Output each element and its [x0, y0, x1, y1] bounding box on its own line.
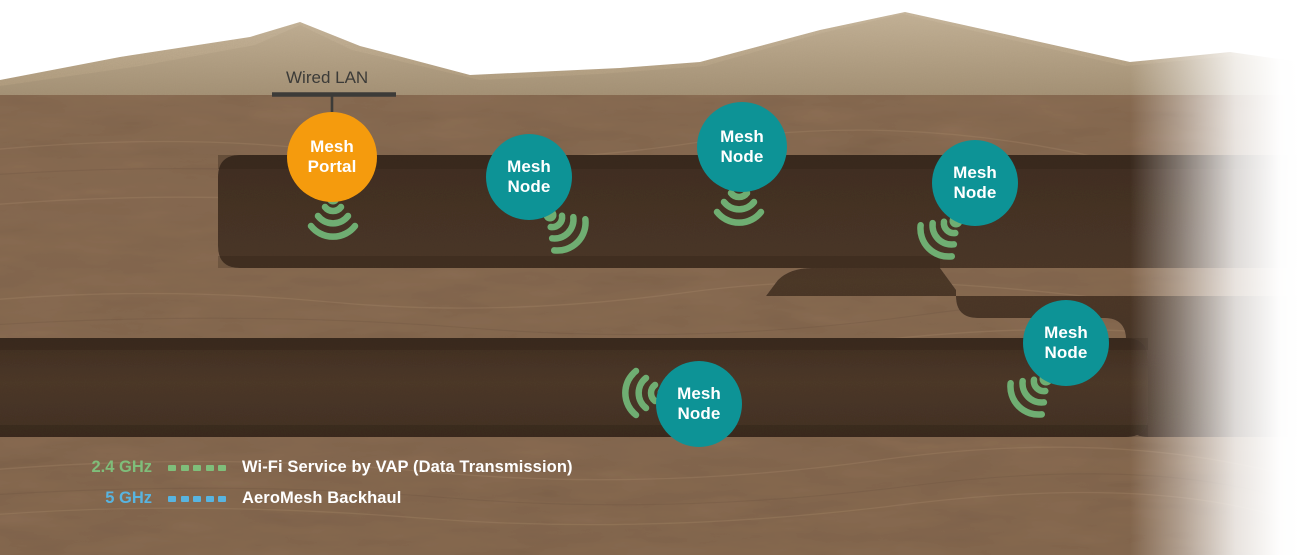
node-mesh-node-4[interactable]: Mesh Node [1023, 300, 1109, 386]
node-label-line1: Mesh [677, 384, 721, 404]
legend-row-24ghz: 2.4 GHz Wi-Fi Service by VAP (Data Trans… [70, 452, 573, 483]
legend-row-5ghz: 5 GHz AeroMesh Backhaul [70, 483, 573, 514]
node-label-line2: Node [954, 183, 997, 203]
node-label-line1: Mesh [310, 137, 354, 157]
node-label-line2: Node [508, 177, 551, 197]
node-mesh-node-5[interactable]: Mesh Node [656, 361, 742, 447]
tunnel-scene: Wired LAN [0, 0, 1300, 555]
node-mesh-node-2[interactable]: Mesh Node [697, 102, 787, 192]
wired-lan-label: Wired LAN [286, 68, 368, 88]
node-mesh-node-1[interactable]: Mesh Node [486, 134, 572, 220]
legend-dash-5ghz [168, 496, 226, 502]
legend: 2.4 GHz Wi-Fi Service by VAP (Data Trans… [70, 452, 573, 514]
node-label-line2: Node [1045, 343, 1088, 363]
node-label-line1: Mesh [507, 157, 551, 177]
legend-frequency-5ghz: 5 GHz [70, 489, 152, 508]
legend-label-5ghz: AeroMesh Backhaul [242, 489, 401, 508]
wifi-arcs-portal [306, 196, 360, 244]
node-label-line2: Node [721, 147, 764, 167]
node-label-line2: Node [678, 404, 721, 424]
diagram-canvas: Wired LAN [0, 0, 1300, 555]
legend-frequency-24ghz: 2.4 GHz [70, 458, 152, 477]
legend-dash-24ghz [168, 465, 226, 471]
node-label-line1: Mesh [1044, 323, 1088, 343]
node-label-line1: Mesh [953, 163, 997, 183]
legend-label-24ghz: Wi-Fi Service by VAP (Data Transmission) [242, 458, 573, 477]
node-mesh-node-3[interactable]: Mesh Node [932, 140, 1018, 226]
node-label-line2: Portal [308, 157, 357, 177]
node-mesh-portal[interactable]: Mesh Portal [287, 112, 377, 202]
node-label-line1: Mesh [720, 127, 764, 147]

### Short task
Copy every line of the data above word for word, leaving out the picture.

### Task result
Output each element and its [x0, y0, x1, y1] bounding box on its own line.
node-mesh-node-4[interactable]: Mesh Node [1023, 300, 1109, 386]
node-label-line1: Mesh [677, 384, 721, 404]
legend-row-24ghz: 2.4 GHz Wi-Fi Service by VAP (Data Trans… [70, 452, 573, 483]
legend-row-5ghz: 5 GHz AeroMesh Backhaul [70, 483, 573, 514]
node-label-line2: Node [954, 183, 997, 203]
node-label-line1: Mesh [310, 137, 354, 157]
node-label-line2: Node [508, 177, 551, 197]
node-mesh-node-5[interactable]: Mesh Node [656, 361, 742, 447]
tunnel-scene: Wired LAN [0, 0, 1300, 555]
node-mesh-node-2[interactable]: Mesh Node [697, 102, 787, 192]
wired-lan-label: Wired LAN [286, 68, 368, 88]
node-mesh-node-1[interactable]: Mesh Node [486, 134, 572, 220]
legend-dash-5ghz [168, 496, 226, 502]
legend: 2.4 GHz Wi-Fi Service by VAP (Data Trans… [70, 452, 573, 514]
node-label-line2: Node [1045, 343, 1088, 363]
node-label-line1: Mesh [507, 157, 551, 177]
legend-frequency-5ghz: 5 GHz [70, 489, 152, 508]
legend-label-5ghz: AeroMesh Backhaul [242, 489, 401, 508]
wifi-arcs-portal [306, 196, 360, 244]
node-label-line2: Node [721, 147, 764, 167]
node-label-line2: Node [678, 404, 721, 424]
diagram-canvas: Wired LAN [0, 0, 1300, 555]
legend-frequency-24ghz: 2.4 GHz [70, 458, 152, 477]
legend-dash-24ghz [168, 465, 226, 471]
node-label-line1: Mesh [1044, 323, 1088, 343]
node-label-line1: Mesh [953, 163, 997, 183]
legend-label-24ghz: Wi-Fi Service by VAP (Data Transmission) [242, 458, 573, 477]
node-mesh-node-3[interactable]: Mesh Node [932, 140, 1018, 226]
node-label-line2: Portal [308, 157, 357, 177]
node-mesh-portal[interactable]: Mesh Portal [287, 112, 377, 202]
node-label-line1: Mesh [720, 127, 764, 147]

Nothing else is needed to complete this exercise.